[Dataset entries]
□ □ □ □ □
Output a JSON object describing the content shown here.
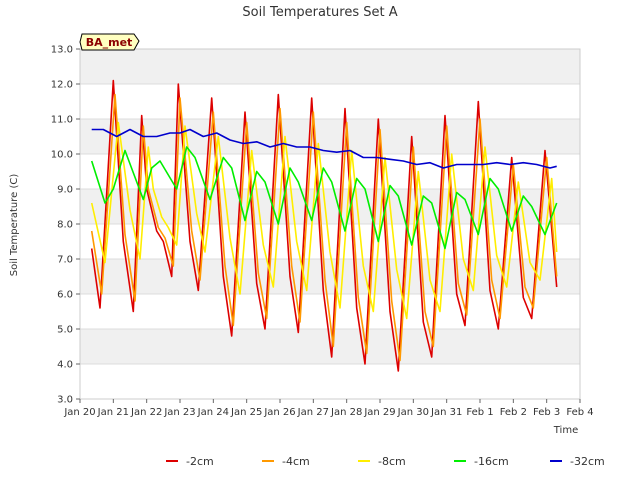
{
  "chart_data": {
    "type": "line",
    "title": "Soil Temperatures Set A",
    "xlabel": "Time",
    "ylabel": "Soil Temperature (C)",
    "station_badge": "BA_met",
    "ylim": [
      3.0,
      13.0
    ],
    "y_ticks": [
      "3.0",
      "4.0",
      "5.0",
      "6.0",
      "7.0",
      "8.0",
      "9.0",
      "10.0",
      "11.0",
      "12.0",
      "13.0"
    ],
    "xlim": [
      0,
      15
    ],
    "x_ticks": [
      "Jan 20",
      "Jan 21",
      "Jan 22",
      "Jan 23",
      "Jan 24",
      "Jan 25",
      "Jan 26",
      "Jan 27",
      "Jan 28",
      "Jan 29",
      "Jan 30",
      "Jan 31",
      "Feb 1",
      "Feb 2",
      "Feb 3",
      "Feb 4"
    ],
    "grid": "horizontal bands",
    "legend_position": "bottom",
    "series": [
      {
        "name": "-2cm",
        "color": "#dd0000",
        "x": [
          0.35,
          0.6,
          1.0,
          1.3,
          1.6,
          1.85,
          2.0,
          2.3,
          2.5,
          2.75,
          2.95,
          3.3,
          3.55,
          3.95,
          4.3,
          4.55,
          4.95,
          5.3,
          5.55,
          5.95,
          6.3,
          6.55,
          6.95,
          7.3,
          7.55,
          7.95,
          8.3,
          8.55,
          8.95,
          9.3,
          9.55,
          9.95,
          10.3,
          10.55,
          10.95,
          11.3,
          11.55,
          11.95,
          12.3,
          12.55,
          12.95,
          13.3,
          13.55,
          13.95,
          14.3
        ],
        "y": [
          7.3,
          5.6,
          12.1,
          7.5,
          5.5,
          11.1,
          9.0,
          7.8,
          7.5,
          6.5,
          12.0,
          7.5,
          6.1,
          11.6,
          6.5,
          4.8,
          11.2,
          6.3,
          5.0,
          11.7,
          6.5,
          4.9,
          11.6,
          6.1,
          4.2,
          11.3,
          5.6,
          4.0,
          11.0,
          5.5,
          3.8,
          10.5,
          5.2,
          4.2,
          11.1,
          6.0,
          5.1,
          11.5,
          6.1,
          5.0,
          9.9,
          5.9,
          5.3,
          10.1,
          6.2
        ]
      },
      {
        "name": "-4cm",
        "color": "#ff9900",
        "x": [
          0.35,
          0.65,
          1.05,
          1.35,
          1.65,
          1.9,
          2.05,
          2.35,
          2.55,
          2.8,
          3.0,
          3.35,
          3.6,
          4.0,
          4.35,
          4.6,
          5.0,
          5.35,
          5.6,
          6.0,
          6.35,
          6.6,
          7.0,
          7.35,
          7.6,
          8.0,
          8.35,
          8.6,
          9.0,
          9.35,
          9.6,
          10.0,
          10.35,
          10.6,
          11.0,
          11.35,
          11.6,
          12.0,
          12.35,
          12.6,
          13.0,
          13.35,
          13.6,
          14.0,
          14.3
        ],
        "y": [
          7.8,
          6.0,
          11.7,
          7.7,
          5.8,
          10.8,
          9.0,
          7.9,
          7.6,
          6.8,
          11.6,
          7.8,
          6.4,
          11.2,
          6.8,
          5.1,
          10.9,
          6.6,
          5.3,
          11.3,
          6.8,
          5.2,
          11.2,
          6.4,
          4.5,
          10.9,
          5.9,
          4.3,
          10.7,
          5.8,
          4.1,
          10.2,
          5.5,
          4.5,
          10.8,
          6.3,
          5.4,
          11.0,
          6.4,
          5.3,
          9.7,
          6.2,
          5.6,
          9.9,
          6.5
        ]
      },
      {
        "name": "-8cm",
        "color": "#ffee00",
        "x": [
          0.35,
          0.75,
          1.15,
          1.5,
          1.8,
          2.05,
          2.2,
          2.45,
          2.65,
          2.9,
          3.15,
          3.5,
          3.75,
          4.15,
          4.5,
          4.8,
          5.15,
          5.5,
          5.8,
          6.15,
          6.5,
          6.8,
          7.15,
          7.5,
          7.8,
          8.15,
          8.5,
          8.8,
          9.15,
          9.5,
          9.8,
          10.15,
          10.5,
          10.8,
          11.15,
          11.5,
          11.8,
          12.15,
          12.5,
          12.8,
          13.15,
          13.5,
          13.8,
          14.15,
          14.3
        ],
        "y": [
          8.6,
          6.9,
          10.9,
          8.4,
          7.0,
          10.2,
          9.0,
          8.2,
          7.9,
          7.4,
          10.8,
          8.3,
          7.2,
          10.5,
          7.6,
          6.0,
          10.1,
          7.4,
          6.2,
          10.5,
          7.5,
          6.1,
          10.3,
          7.2,
          5.6,
          10.1,
          6.8,
          5.5,
          9.9,
          6.7,
          5.3,
          9.5,
          6.4,
          5.5,
          10.0,
          7.0,
          6.1,
          10.2,
          7.1,
          6.2,
          9.2,
          6.9,
          6.4,
          9.3,
          7.2
        ]
      },
      {
        "name": "-16cm",
        "color": "#00ee00",
        "x": [
          0.35,
          0.75,
          1.0,
          1.35,
          1.9,
          2.15,
          2.4,
          2.9,
          3.2,
          3.45,
          3.9,
          4.3,
          4.55,
          4.95,
          5.3,
          5.55,
          5.95,
          6.3,
          6.55,
          6.95,
          7.3,
          7.55,
          7.95,
          8.3,
          8.55,
          8.95,
          9.3,
          9.55,
          9.95,
          10.3,
          10.55,
          10.95,
          11.3,
          11.55,
          11.95,
          12.3,
          12.55,
          12.95,
          13.3,
          13.55,
          13.95,
          14.3
        ],
        "y": [
          9.8,
          8.6,
          9.0,
          10.1,
          8.7,
          9.6,
          9.8,
          9.0,
          10.2,
          9.9,
          8.7,
          9.9,
          9.6,
          8.1,
          9.5,
          9.2,
          8.0,
          9.6,
          9.2,
          8.1,
          9.6,
          9.2,
          7.8,
          9.3,
          9.0,
          7.5,
          9.1,
          8.8,
          7.4,
          8.8,
          8.6,
          7.3,
          8.9,
          8.7,
          7.7,
          9.3,
          9.0,
          7.8,
          8.8,
          8.5,
          7.7,
          8.6
        ]
      },
      {
        "name": "-32cm",
        "color": "#0000cc",
        "x": [
          0.35,
          0.7,
          1.1,
          1.5,
          1.9,
          2.3,
          2.7,
          3.0,
          3.3,
          3.7,
          4.1,
          4.5,
          4.9,
          5.3,
          5.7,
          6.1,
          6.5,
          6.9,
          7.3,
          7.7,
          8.1,
          8.5,
          8.9,
          9.3,
          9.7,
          10.1,
          10.5,
          10.9,
          11.3,
          11.7,
          12.1,
          12.5,
          12.9,
          13.3,
          13.7,
          14.1,
          14.3
        ],
        "y": [
          10.7,
          10.7,
          10.5,
          10.7,
          10.5,
          10.5,
          10.6,
          10.6,
          10.7,
          10.5,
          10.6,
          10.4,
          10.3,
          10.35,
          10.2,
          10.3,
          10.2,
          10.2,
          10.1,
          10.05,
          10.1,
          9.9,
          9.9,
          9.85,
          9.8,
          9.7,
          9.75,
          9.6,
          9.7,
          9.7,
          9.7,
          9.75,
          9.7,
          9.75,
          9.7,
          9.6,
          9.65
        ]
      }
    ]
  }
}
□ □ □ □ □
Identify every line where the string "color" appears.

        "color": "#dd0000",
        "color": "#ff9900",
        "color": "#ffee00",
        "color": "#00ee00",
        "color": "#0000cc",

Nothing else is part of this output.